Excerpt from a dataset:
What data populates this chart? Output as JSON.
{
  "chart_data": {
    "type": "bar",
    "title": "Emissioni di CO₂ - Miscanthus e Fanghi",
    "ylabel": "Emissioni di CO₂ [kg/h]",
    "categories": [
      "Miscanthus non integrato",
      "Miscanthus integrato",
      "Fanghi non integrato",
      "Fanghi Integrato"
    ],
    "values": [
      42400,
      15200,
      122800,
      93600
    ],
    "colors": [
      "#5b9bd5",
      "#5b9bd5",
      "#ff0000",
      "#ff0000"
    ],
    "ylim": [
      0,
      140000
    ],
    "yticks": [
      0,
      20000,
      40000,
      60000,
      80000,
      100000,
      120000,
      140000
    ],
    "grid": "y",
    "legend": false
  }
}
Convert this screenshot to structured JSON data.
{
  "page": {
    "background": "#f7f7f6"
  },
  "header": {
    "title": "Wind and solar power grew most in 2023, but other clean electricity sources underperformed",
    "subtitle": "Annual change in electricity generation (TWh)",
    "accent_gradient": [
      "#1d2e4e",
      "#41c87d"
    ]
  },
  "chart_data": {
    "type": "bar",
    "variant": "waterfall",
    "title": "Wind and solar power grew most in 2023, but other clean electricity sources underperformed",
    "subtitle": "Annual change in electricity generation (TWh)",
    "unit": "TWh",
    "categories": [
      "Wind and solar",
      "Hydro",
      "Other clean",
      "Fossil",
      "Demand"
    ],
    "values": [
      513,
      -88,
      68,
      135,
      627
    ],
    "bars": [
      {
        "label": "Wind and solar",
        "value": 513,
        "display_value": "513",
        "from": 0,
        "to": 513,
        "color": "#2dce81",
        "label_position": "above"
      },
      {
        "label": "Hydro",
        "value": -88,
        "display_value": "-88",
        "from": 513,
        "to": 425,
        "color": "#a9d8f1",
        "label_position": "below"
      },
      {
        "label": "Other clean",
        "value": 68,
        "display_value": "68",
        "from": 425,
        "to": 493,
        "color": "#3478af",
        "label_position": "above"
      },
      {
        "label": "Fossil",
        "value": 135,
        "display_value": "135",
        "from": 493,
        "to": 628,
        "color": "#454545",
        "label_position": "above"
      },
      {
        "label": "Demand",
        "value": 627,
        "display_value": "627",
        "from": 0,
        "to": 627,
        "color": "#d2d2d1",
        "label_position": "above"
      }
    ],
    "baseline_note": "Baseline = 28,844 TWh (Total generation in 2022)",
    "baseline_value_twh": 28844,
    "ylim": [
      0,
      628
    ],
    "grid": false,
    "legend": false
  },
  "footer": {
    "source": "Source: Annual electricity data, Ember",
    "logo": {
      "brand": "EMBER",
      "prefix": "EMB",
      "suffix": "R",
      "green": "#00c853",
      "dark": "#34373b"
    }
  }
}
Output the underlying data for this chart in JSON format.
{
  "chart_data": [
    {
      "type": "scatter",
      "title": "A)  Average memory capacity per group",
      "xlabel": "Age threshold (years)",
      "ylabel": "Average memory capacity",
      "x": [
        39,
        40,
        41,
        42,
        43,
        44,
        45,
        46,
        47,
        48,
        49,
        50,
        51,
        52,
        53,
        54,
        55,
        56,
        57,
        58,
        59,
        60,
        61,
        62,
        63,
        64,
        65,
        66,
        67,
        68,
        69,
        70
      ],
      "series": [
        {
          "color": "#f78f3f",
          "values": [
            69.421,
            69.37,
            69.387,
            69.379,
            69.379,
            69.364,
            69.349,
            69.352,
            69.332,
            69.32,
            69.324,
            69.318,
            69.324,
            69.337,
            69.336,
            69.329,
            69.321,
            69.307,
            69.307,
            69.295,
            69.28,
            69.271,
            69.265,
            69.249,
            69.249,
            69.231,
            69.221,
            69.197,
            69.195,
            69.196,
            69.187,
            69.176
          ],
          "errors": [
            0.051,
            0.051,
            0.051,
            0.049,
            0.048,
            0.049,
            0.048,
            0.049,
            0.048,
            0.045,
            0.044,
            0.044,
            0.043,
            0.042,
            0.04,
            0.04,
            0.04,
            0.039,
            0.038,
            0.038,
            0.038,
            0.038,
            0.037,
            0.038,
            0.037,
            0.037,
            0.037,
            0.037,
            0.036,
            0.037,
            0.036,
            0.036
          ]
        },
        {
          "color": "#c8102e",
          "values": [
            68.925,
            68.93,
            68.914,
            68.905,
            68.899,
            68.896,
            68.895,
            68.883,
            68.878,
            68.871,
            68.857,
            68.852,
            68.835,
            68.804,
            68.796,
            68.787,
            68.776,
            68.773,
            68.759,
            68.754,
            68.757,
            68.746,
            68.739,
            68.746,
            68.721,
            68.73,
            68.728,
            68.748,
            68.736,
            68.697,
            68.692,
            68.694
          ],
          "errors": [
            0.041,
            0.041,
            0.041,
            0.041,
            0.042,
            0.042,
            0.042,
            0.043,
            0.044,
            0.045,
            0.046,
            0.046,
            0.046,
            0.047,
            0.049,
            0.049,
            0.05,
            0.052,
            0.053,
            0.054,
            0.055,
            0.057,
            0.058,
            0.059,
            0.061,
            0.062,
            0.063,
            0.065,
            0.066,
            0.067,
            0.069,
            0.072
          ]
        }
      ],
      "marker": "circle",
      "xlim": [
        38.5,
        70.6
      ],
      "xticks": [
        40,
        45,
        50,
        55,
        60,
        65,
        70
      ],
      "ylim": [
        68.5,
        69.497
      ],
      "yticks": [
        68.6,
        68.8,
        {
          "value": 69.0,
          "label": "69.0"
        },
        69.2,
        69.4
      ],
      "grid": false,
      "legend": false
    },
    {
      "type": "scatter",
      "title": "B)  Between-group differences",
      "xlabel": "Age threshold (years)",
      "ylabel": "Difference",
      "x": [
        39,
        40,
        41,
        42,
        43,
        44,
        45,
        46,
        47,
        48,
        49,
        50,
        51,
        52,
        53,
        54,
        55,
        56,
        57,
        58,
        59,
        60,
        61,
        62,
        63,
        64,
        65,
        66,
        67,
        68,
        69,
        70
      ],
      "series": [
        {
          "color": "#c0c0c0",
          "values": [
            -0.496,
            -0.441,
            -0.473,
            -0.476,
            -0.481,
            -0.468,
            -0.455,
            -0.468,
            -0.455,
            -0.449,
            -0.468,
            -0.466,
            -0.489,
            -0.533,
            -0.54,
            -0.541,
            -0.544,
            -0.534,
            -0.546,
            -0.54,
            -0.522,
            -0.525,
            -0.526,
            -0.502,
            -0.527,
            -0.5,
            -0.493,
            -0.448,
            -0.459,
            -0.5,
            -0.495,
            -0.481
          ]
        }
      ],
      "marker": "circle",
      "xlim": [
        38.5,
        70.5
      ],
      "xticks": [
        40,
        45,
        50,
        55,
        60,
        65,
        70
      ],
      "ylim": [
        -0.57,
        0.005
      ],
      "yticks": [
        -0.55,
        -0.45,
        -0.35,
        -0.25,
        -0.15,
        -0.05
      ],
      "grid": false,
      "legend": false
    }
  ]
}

Directions: Select every line of the material above holding the word "Miscanthus" and copy it.

Answer to this exercise:
    "title": "Emissioni di CO₂ - Miscanthus e Fanghi",
      "Miscanthus non integrato",
      "Miscanthus integrato",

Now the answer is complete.